TEXTO APRESENTADO ->
* * * * *
Consciente dos desafios económicos e sociais que resultaram na perda de competitividade da economia americana e na deslocalização de grandes empresas para outras geografias, o Governo dos Estados Unidos da América (EUA) colocou em vigor, em 2022, o Inflation Reduction Act (IRA), um pacote inédito de subsídios para conter a inflação e acelerar os investimentos na área das energias renováveis, no valor de 370 mil milhões de dólares (cerca de 1,4x o Produto Interno Bruto português de 2022).

O apoio concedido, o maior da história dos EUA, procura “reduzir os custos de energia para famílias e pequenos negócios, acelerar o investimento privado em soluções de energia limpa, em todos os setores da economia (…), fortalecer as cadeias de abastecimento (…) e criar empregos bem remunerados e novas oportunidades económicas para os trabalhadores [americanos]”.
* * * * *
LINHAS FORNECIDAS ->
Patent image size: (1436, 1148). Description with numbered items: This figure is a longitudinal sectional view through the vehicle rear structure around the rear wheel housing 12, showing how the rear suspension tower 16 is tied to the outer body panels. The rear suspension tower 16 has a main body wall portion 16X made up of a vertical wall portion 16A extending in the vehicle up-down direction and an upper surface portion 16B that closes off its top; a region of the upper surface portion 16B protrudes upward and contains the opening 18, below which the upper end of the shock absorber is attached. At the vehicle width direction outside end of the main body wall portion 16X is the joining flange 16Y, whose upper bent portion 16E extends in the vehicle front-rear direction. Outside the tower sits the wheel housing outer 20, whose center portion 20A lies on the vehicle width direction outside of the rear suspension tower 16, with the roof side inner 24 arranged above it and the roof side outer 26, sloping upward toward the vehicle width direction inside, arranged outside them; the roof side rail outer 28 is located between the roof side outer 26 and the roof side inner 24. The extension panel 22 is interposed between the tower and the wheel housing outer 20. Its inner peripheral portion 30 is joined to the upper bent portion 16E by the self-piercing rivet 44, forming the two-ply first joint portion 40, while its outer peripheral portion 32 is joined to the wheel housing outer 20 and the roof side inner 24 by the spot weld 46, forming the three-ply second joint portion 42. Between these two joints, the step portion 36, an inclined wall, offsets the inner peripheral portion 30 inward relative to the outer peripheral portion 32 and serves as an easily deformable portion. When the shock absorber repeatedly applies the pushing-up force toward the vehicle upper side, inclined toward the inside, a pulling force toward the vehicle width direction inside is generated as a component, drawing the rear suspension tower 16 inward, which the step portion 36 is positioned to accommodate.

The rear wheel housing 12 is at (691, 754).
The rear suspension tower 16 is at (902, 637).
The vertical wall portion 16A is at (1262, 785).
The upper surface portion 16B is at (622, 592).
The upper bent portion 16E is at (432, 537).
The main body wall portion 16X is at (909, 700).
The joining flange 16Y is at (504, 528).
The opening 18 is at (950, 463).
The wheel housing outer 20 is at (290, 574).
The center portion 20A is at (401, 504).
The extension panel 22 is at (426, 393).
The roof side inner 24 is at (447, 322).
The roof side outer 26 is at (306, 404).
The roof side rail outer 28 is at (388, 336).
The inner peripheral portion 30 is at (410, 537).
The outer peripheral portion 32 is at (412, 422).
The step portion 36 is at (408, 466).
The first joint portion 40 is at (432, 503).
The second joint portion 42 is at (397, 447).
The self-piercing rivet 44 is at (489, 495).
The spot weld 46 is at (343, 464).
* * * * *
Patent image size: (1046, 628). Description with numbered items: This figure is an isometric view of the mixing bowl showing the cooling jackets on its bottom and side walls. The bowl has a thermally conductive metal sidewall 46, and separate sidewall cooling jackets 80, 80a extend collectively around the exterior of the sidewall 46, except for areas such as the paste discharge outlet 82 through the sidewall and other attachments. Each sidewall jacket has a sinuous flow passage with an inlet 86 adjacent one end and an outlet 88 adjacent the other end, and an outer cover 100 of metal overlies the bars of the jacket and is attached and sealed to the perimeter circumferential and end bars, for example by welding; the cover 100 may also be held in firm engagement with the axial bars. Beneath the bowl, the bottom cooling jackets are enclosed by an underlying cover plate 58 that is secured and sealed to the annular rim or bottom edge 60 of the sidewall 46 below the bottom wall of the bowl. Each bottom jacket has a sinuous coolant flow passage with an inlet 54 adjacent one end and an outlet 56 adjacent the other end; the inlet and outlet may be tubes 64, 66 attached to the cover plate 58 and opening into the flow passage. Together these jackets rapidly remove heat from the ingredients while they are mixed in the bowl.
* * * * *
Reproduza, do texto apresentado, o trecho entre "Consciente dos desafios" e "português de 2022).", ambos incluídos.

Consciente dos desafios económicos e sociais que resultaram na perda de competitividade da economia americana e na deslocalização de grandes empresas para outras geografias, o Governo dos Estados Unidos da América (EUA) colocou em vigor, em 2022, o Inflation Reduction Act (IRA), um pacote inédito de subsídios para conter a inflação e acelerar os investimentos na área das energias renováveis, no valor de 370 mil milhões de dólares (cerca de 1,4x o Produto Interno Bruto português de 2022).